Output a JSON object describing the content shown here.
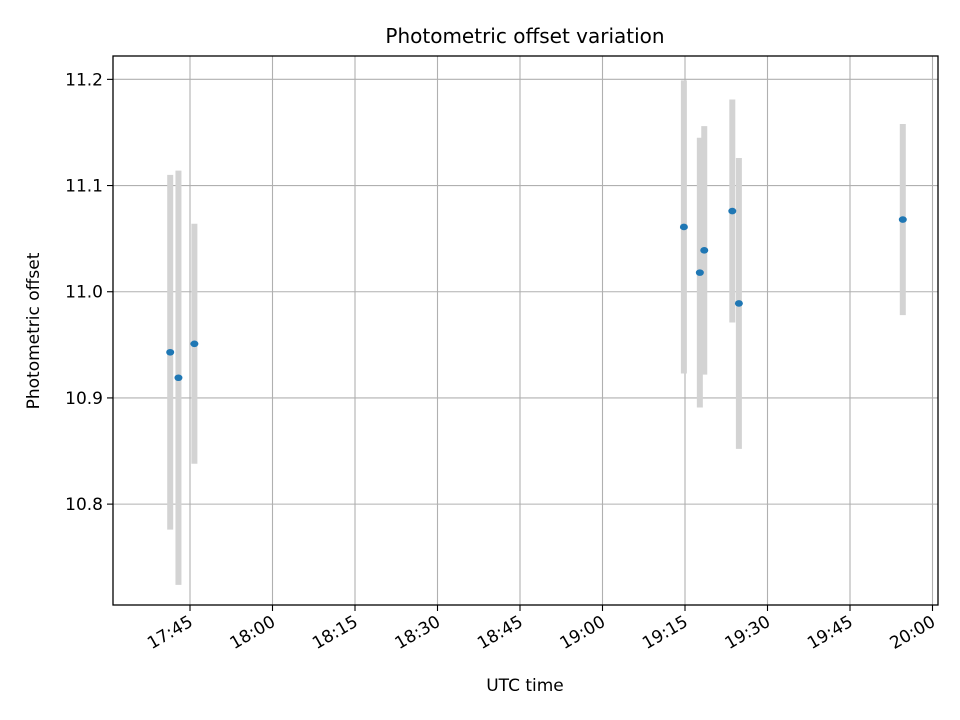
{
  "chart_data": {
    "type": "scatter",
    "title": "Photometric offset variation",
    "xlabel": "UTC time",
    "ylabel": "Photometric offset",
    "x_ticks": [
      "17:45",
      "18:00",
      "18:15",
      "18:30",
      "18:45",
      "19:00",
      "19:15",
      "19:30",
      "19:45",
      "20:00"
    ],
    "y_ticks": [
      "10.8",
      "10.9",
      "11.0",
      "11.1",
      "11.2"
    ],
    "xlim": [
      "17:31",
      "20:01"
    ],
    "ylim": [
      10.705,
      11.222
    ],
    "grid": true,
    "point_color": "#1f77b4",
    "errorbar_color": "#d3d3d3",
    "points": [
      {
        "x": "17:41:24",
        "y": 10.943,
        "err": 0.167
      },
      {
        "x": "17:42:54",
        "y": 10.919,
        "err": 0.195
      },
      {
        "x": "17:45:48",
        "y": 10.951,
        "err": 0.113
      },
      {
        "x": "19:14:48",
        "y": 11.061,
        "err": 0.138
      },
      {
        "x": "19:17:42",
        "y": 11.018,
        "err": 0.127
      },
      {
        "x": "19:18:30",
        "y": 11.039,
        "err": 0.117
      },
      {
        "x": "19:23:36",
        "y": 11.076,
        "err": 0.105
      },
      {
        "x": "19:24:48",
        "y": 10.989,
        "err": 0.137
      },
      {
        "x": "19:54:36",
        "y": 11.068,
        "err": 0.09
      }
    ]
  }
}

★ ★ ★ ★

[What the task asks]: Pick out the lines containing the string "offset".

[Result of this exercise]:
    "title": "Photometric offset variation",
    "ylabel": "Photometric offset",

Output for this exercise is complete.